# What the exercise asks:
Among the lines below, count those with "enfants". Give the total alone.

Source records
## BEGIN

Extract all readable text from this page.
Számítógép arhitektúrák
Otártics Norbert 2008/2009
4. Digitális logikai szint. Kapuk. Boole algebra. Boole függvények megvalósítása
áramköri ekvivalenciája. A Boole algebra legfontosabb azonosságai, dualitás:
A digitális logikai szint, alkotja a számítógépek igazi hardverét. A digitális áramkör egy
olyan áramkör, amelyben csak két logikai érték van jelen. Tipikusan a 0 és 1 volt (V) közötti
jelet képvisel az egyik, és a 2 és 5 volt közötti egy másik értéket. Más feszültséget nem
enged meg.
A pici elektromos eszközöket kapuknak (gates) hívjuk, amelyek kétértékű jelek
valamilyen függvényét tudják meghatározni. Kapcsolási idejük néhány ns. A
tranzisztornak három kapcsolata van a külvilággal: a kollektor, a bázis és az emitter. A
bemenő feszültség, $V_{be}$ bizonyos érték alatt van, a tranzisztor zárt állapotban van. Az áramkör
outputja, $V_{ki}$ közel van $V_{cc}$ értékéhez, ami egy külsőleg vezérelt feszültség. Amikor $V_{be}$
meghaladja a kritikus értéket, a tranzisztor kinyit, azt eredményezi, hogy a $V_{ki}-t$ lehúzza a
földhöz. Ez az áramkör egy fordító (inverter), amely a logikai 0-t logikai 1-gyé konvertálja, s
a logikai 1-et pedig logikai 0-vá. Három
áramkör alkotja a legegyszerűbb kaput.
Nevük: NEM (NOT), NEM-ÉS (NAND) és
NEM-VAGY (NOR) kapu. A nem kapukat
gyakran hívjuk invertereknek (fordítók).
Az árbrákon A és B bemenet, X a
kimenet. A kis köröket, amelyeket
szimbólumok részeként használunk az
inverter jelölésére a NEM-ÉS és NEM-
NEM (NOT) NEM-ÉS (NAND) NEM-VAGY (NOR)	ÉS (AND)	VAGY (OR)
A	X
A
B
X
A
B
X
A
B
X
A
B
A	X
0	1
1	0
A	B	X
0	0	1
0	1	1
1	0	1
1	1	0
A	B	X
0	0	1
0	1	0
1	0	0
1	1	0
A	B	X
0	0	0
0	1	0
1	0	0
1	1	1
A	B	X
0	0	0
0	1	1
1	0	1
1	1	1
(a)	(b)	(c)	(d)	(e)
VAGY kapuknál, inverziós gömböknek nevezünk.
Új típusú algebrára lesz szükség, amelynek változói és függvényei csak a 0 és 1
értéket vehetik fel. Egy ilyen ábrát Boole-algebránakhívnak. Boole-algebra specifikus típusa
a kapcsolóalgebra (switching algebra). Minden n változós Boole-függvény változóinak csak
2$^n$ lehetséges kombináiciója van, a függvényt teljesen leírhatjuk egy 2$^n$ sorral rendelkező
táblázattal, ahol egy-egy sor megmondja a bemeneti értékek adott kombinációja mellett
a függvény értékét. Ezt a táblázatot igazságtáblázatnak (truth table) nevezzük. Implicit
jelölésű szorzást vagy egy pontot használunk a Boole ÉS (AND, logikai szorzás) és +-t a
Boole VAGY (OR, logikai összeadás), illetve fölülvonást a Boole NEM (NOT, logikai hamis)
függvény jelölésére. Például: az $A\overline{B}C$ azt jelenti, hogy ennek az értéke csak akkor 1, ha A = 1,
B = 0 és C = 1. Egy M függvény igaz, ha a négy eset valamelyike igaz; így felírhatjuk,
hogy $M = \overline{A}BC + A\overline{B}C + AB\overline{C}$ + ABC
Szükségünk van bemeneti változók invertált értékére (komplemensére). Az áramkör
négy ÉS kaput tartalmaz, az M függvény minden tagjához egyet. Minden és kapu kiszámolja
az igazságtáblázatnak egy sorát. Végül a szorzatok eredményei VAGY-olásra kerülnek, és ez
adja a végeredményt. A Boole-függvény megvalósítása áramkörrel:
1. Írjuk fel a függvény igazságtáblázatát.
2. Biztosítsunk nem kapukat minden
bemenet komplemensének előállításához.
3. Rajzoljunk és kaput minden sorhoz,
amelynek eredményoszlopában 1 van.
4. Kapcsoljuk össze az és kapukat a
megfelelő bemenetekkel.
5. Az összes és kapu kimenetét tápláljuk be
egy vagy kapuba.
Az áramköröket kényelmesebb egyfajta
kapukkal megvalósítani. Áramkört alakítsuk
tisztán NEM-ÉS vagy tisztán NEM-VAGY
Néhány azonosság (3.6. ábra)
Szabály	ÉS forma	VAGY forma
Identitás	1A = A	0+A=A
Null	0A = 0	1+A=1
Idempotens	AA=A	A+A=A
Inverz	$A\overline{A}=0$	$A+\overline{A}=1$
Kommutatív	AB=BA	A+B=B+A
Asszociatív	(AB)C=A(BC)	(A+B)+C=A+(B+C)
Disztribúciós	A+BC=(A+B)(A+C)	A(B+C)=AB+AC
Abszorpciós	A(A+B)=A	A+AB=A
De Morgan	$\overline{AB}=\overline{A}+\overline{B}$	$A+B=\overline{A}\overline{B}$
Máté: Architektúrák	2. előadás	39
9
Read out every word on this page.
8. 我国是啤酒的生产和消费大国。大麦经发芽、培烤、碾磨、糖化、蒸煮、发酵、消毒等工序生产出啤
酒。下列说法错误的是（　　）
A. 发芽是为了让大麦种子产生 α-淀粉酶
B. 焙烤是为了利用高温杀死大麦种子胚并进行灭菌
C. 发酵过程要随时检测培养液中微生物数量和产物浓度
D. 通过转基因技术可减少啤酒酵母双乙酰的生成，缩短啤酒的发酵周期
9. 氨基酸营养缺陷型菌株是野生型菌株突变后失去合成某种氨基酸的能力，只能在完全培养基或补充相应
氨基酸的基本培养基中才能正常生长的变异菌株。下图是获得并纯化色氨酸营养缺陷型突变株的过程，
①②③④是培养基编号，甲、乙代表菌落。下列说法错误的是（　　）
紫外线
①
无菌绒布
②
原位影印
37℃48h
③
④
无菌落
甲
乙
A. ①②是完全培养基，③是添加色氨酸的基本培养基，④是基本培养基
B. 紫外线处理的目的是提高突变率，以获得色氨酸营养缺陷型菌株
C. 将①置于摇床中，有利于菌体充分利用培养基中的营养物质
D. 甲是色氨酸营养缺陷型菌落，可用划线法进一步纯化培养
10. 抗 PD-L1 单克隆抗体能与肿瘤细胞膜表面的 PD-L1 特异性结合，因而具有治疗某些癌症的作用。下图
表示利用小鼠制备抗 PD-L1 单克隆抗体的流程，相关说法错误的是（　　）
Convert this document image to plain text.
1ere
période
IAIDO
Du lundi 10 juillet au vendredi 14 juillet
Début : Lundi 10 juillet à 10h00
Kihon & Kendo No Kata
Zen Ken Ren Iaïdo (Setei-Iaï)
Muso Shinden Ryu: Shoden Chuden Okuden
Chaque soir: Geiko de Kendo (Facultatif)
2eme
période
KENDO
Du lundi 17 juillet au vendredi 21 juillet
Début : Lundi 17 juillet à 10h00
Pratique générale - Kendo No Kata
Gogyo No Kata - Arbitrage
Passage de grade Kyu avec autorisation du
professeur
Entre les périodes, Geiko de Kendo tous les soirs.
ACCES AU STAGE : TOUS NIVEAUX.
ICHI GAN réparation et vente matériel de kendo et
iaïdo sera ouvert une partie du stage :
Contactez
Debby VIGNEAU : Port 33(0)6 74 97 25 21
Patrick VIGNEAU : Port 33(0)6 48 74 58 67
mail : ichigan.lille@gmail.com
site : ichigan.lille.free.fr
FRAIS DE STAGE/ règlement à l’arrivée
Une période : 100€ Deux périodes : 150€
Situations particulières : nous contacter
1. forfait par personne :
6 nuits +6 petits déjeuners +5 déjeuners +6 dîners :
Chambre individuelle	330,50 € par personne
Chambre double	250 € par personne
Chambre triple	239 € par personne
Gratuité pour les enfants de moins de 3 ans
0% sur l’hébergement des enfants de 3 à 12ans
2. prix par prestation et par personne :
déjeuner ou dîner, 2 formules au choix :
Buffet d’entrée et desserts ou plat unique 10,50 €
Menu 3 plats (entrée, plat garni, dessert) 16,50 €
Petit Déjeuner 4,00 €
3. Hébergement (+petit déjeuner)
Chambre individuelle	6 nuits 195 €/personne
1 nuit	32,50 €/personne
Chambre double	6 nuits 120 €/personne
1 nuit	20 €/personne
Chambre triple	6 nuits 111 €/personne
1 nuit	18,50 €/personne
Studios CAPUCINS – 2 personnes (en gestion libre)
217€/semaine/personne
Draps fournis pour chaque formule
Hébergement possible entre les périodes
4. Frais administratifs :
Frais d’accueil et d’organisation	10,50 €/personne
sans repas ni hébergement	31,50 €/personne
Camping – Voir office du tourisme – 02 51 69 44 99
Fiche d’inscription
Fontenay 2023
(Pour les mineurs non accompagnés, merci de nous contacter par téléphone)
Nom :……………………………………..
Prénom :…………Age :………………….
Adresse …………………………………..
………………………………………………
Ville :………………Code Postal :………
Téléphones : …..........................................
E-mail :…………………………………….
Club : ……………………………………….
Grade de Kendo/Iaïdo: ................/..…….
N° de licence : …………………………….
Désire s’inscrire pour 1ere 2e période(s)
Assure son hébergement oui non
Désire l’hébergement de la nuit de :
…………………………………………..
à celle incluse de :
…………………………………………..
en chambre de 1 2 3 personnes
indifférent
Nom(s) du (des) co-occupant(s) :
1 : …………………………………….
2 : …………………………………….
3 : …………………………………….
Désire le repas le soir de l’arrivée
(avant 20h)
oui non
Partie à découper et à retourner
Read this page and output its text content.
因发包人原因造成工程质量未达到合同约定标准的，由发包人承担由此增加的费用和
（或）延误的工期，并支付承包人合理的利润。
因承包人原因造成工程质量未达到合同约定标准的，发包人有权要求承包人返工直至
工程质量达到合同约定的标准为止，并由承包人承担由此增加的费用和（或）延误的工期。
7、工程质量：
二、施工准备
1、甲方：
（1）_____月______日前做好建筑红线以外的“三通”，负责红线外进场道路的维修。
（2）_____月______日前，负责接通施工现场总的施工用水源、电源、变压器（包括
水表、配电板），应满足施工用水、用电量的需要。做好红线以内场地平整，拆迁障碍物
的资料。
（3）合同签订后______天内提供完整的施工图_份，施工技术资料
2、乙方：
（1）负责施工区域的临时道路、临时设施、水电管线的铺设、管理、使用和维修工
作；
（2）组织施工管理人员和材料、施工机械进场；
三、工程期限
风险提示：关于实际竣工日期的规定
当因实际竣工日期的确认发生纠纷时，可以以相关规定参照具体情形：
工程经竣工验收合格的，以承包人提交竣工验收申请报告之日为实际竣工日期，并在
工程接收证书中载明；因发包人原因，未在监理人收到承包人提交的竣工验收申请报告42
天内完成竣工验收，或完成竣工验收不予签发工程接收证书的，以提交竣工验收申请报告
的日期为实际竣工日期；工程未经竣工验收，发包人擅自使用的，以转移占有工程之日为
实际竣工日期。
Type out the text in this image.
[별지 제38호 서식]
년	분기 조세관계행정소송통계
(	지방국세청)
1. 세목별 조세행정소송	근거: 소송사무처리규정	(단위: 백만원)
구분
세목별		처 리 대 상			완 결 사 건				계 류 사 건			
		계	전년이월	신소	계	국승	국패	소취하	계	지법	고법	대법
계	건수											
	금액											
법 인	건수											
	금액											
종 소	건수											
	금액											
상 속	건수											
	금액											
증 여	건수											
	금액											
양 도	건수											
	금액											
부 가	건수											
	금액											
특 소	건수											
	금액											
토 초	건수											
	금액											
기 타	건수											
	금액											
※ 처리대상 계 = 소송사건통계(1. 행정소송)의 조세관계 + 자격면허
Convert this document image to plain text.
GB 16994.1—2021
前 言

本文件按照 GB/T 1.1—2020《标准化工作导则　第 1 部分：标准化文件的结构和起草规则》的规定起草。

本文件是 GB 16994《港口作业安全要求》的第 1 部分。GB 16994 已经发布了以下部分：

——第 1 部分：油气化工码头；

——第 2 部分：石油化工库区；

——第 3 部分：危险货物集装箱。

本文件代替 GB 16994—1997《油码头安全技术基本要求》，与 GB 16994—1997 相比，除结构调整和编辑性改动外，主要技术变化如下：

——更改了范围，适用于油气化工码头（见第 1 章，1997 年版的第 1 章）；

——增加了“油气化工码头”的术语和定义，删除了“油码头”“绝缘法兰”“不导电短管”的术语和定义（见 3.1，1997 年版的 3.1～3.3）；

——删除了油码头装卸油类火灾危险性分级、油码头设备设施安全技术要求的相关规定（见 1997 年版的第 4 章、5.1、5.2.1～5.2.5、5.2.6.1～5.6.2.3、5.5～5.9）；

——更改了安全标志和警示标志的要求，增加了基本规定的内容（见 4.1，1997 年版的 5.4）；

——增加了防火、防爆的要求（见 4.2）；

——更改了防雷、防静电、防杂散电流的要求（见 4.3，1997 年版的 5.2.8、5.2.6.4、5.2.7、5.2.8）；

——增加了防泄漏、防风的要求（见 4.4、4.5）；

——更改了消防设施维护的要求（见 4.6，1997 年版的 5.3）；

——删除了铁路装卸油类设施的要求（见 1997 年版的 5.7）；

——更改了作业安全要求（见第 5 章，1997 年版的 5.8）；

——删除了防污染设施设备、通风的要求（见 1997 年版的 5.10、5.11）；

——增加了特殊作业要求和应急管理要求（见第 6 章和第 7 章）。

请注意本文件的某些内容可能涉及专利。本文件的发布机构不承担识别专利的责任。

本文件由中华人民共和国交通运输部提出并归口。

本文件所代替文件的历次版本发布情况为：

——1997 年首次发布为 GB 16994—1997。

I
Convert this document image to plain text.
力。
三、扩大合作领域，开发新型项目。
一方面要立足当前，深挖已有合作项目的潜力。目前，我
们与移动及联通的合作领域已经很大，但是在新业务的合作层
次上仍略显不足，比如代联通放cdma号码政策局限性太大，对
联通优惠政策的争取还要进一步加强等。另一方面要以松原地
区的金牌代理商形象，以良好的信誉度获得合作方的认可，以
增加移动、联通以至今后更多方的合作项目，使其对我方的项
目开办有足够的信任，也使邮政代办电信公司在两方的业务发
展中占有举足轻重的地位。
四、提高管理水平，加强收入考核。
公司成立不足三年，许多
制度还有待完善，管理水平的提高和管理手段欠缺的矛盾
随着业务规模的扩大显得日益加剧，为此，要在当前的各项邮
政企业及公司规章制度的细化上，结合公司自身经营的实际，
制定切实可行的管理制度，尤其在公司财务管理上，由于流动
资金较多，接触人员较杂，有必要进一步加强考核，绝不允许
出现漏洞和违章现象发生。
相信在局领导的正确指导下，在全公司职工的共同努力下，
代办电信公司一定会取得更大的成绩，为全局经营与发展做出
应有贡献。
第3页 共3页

## END

# The solution:
2